My sincere thanks to Park Ranger Wes Bowden for explaining Chickamauga with so much passion and for steering me to the Jim Blackwell cell phone tour.
D.
Rather than go into details of the battle and what happened, suffice it to say that the Confederate Army of Tennessee under Gen. Braxton Bragg was the victor over the Union Army of the Cumberland under Maj. Gen. William Rosecrans. The outcome of the battle which took place September 19-20, 1863 hinged on:
1) A breakdown in Rosecrans communications when after being misinformed that there was a gap in his line, he ordered a brigade to pull out of the line. This caused an actual gap to appear just when Confederate Lt. Gen. James Longstreet's Division was attacking. The right wing of the Union forces was completely routed.
2) In pursuing the rest of the Union forces, the Confederate soldiers were stymied by the fierce resistance of Maj. Gen. George H. Thomas men on a ridge where they formed a new right wing. As a result, the remaining Union forces were able to withdraw back to Chattanooga, rather than be annihilated. Gen. Thomas became known as 'The Rock of Chickamauga" based on a comment by Rosecrans
It was the biggest defeat of the Union Campaign in the West. The number of casualties in this two day battle was second only to Gettysburg. You can read about all the details here: http://en.wikipedia.org/wiki/Battle_of_Chickamauga
I would like to tell you my impressions of the Battlefield sites and steer you to a unique information resource.
There are 3 separate battlefield sites: 1) Chickamauga (named after the Chickamauga Creek about 5 miles south of Chattanooga and actually in Georgia); 2) Lookout Mountain (4 miles west of Chattanooga overlooking the city); and, 3) Missionary Ridge (in Chattanooga proper which we did not have time to visit).
The Chickamauga Battlefield Visitor Centre is well done. They have a 20 min video explaining the battle, a museum that displays many artefacts and graphics and the Fuller Gun Collection (see http://www.youtube.com/watch?v=HtlUDF8hzIk for a tour). I particularly liked the large light emitting display that shows exactly how the flow of the battle went. I found this to be very useful before driving around the site. Of course, access is all free courtesy of the National Park Service and taxpayers.
The site is very large and it takes at good hour just to drive around even if you skip most of the 8 tour stops. Typical of many battlefields, the geography includes a large number of treed areas with grassy openings here and there. There are small hills and ridges and a few ravines I recall. A county Road runs right through the centre and I saw people heading to and from work etc..

● ● ● ● ● ● ●

• **Set task 1**
Condense the paragraph of the Chickamauga battlefield account that begins "The Chickamauga Battlefield Visitor Centre is well done" into a bulleted list that keeps its main facts.

● ● ● ● ● ● ●

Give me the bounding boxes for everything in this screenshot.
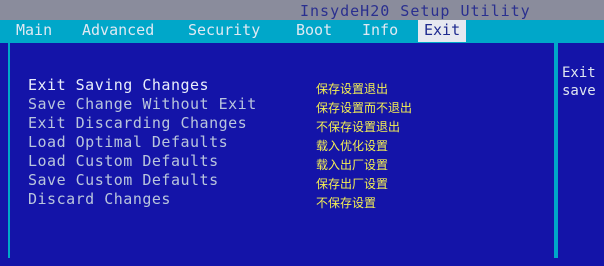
option-save-custom-defaults[interactable]: Save Custom Defaults: [28, 171, 219, 189]
option-load-optimal-defaults[interactable]: Load Optimal Defaults: [28, 133, 228, 151]
help-text-line: Exit: [562, 65, 596, 81]
option-note: 保存设置而不退出: [316, 101, 413, 115]
option-note: 不保存设置: [316, 196, 377, 210]
option-discard-changes[interactable]: Discard Changes: [28, 190, 171, 208]
option-note: 不保存设置退出: [316, 120, 401, 134]
bios-screen: InsydeH20 Setup Utility Main Advanced Se…: [0, 0, 604, 266]
option-note: 载入优化设置: [316, 139, 389, 153]
option-exit-saving-changes[interactable]: Exit Saving Changes: [28, 76, 209, 94]
tab-exit[interactable]: Exit: [418, 20, 467, 42]
tab-security[interactable]: Security: [188, 20, 260, 42]
tab-info[interactable]: Info: [362, 20, 398, 42]
tab-boot[interactable]: Boot: [296, 20, 332, 42]
tab-advanced[interactable]: Advanced: [82, 20, 154, 42]
options-panel: Exit Saving Changes 保存设置退出 Save Change W…: [8, 43, 556, 258]
option-note: 保存设置退出: [316, 82, 389, 96]
menu-bar: Main Advanced Security Boot Info Exit: [0, 20, 604, 42]
option-note: 保存出厂设置: [316, 177, 389, 191]
help-text-line: save: [562, 83, 596, 99]
help-panel: Exit save: [556, 43, 604, 258]
option-exit-discarding-changes[interactable]: Exit Discarding Changes: [28, 114, 247, 132]
title-bar: InsydeH20 Setup Utility: [0, 0, 604, 20]
option-load-custom-defaults[interactable]: Load Custom Defaults: [28, 152, 219, 170]
option-note: 载入出厂设置: [316, 158, 389, 172]
option-save-change-without-exit[interactable]: Save Change Without Exit: [28, 95, 257, 113]
app-title: InsydeH20 Setup Utility: [300, 2, 531, 20]
tab-main[interactable]: Main: [16, 20, 52, 42]
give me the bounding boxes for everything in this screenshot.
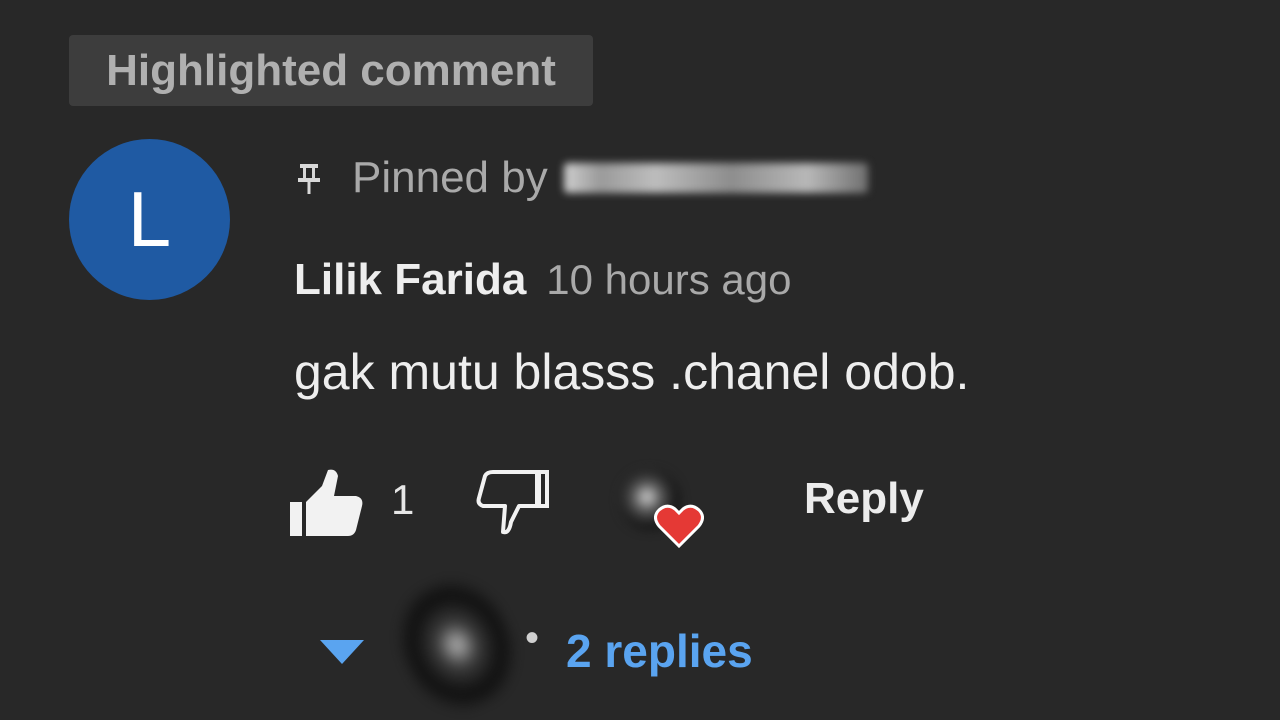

● ● ● ● ● ● ●

• **Set task 2**
Turn the records, starting at the line that contains "option-save-custom-defaults[interactable]: Save Custom" and ending at the line that contains "help-panel: Exit save: [556, 43, 604, 258]", into a JSON list of strings with one string per line. Include both end lines.

• **Result 1**
- A 20-minute video explains the battle.
- A museum displays many artifacts and graphics, plus the Fuller Gun Collection (tour at http://www.youtube.com/watch?v=HtlUDF8hzIk).
- A large light-emitting display shows how the battle flowed, which is useful before driving around the site.
- Access is free, courtesy of the National Park Service and taxpayers.

• **Result 2**
[
  "option-save-custom-defaults[interactable]: Save Custom Defaults: [28, 171, 219, 189]",
  "option-load-optimal-defaults[interactable]: Load Optimal Defaults: [28, 133, 228, 151]",
  "help-text-line: Exit: [562, 65, 596, 81]",
  "option-note: 保存设置而不退出: [316, 101, 413, 115]",
  "option-note: 不保存设置: [316, 196, 377, 210]",
  "option-discard-changes[interactable]: Discard Changes: [28, 190, 171, 208]",
  "option-note: 不保存设置退出: [316, 120, 401, 134]",
  "bios-screen: InsydeH20 Setup Utility Main Advanced Se…: [0, 0, 604, 266]",
  "option-note: 载入优化设置: [316, 139, 389, 153]",
  "option-exit-saving-changes[interactable]: Exit Saving Changes: [28, 76, 209, 94]",
  "tab-exit[interactable]: Exit: [418, 20, 467, 42]",
  "tab-security[interactable]: Security: [188, 20, 260, 42]",
  "tab-info[interactable]: Info: [362, 20, 398, 42]",
  "tab-boot[interactable]: Boot: [296, 20, 332, 42]",
  "tab-advanced[interactable]: Advanced: [82, 20, 154, 42]",
  "options-panel: Exit Saving Changes 保存设置退出 Save Change W…: [8, 43, 556, 258]",
  "option-note: 保存设置退出: [316, 82, 389, 96]",
  "menu-bar: Main Advanced Security Boot Info Exit: [0, 20, 604, 42]",
  "option-note: 保存出厂设置: [316, 177, 389, 191]",
  "help-text-line: save: [562, 83, 596, 99]",
  "help-panel: Exit save: [556, 43, 604, 258]"
]